Dataset entries
────────

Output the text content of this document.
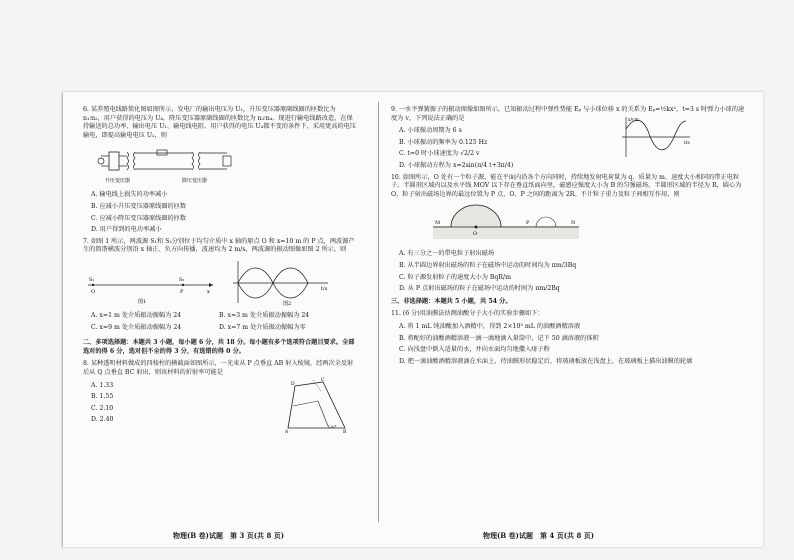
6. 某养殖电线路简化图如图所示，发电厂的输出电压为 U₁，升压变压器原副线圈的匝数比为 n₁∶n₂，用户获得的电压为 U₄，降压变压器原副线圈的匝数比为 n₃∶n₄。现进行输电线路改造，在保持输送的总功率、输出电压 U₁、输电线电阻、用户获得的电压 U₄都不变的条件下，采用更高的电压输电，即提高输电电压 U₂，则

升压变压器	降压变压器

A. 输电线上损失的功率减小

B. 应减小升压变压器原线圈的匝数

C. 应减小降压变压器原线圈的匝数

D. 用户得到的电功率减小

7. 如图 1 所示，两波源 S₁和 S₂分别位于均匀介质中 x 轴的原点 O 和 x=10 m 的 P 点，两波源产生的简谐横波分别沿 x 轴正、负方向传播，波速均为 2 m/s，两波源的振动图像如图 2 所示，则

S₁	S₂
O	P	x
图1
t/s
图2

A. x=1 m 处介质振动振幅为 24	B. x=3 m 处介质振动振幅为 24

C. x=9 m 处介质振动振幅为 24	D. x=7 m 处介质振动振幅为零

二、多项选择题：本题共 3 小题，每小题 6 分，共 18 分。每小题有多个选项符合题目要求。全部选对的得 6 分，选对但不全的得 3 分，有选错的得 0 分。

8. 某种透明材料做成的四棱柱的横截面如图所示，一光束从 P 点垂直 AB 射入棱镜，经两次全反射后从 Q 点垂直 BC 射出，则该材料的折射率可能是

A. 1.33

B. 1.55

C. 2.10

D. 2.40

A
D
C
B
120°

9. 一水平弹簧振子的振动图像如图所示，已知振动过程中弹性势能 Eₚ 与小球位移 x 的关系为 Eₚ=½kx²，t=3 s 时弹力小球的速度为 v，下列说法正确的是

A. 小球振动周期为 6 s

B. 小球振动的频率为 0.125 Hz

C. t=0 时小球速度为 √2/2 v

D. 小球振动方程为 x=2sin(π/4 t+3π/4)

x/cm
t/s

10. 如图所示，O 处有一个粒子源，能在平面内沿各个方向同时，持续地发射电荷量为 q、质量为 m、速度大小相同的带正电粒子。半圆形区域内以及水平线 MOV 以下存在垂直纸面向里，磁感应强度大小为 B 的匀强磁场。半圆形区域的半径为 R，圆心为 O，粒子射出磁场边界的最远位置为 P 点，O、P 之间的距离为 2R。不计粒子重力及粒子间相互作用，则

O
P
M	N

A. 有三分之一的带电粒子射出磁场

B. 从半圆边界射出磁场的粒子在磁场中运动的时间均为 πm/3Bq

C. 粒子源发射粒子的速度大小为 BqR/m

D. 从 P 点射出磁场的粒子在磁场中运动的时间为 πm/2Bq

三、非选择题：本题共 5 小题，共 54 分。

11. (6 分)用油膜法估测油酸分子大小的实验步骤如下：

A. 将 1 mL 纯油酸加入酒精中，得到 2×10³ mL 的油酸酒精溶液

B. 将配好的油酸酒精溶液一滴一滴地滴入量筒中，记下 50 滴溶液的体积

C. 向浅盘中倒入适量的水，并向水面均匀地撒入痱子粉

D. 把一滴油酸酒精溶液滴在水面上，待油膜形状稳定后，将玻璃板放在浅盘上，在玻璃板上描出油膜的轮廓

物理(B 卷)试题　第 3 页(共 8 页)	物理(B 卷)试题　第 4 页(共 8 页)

────────

Task brief » In the entries above, identify each line that includes the string "处介质振动振幅为", then copy it.

Response to the exercise »
A. x=1 m 处介质振动振幅为 24	B. x=3 m 处介质振动振幅为 24
C. x=9 m 处介质振动振幅为 24	D. x=7 m 处介质振动振幅为零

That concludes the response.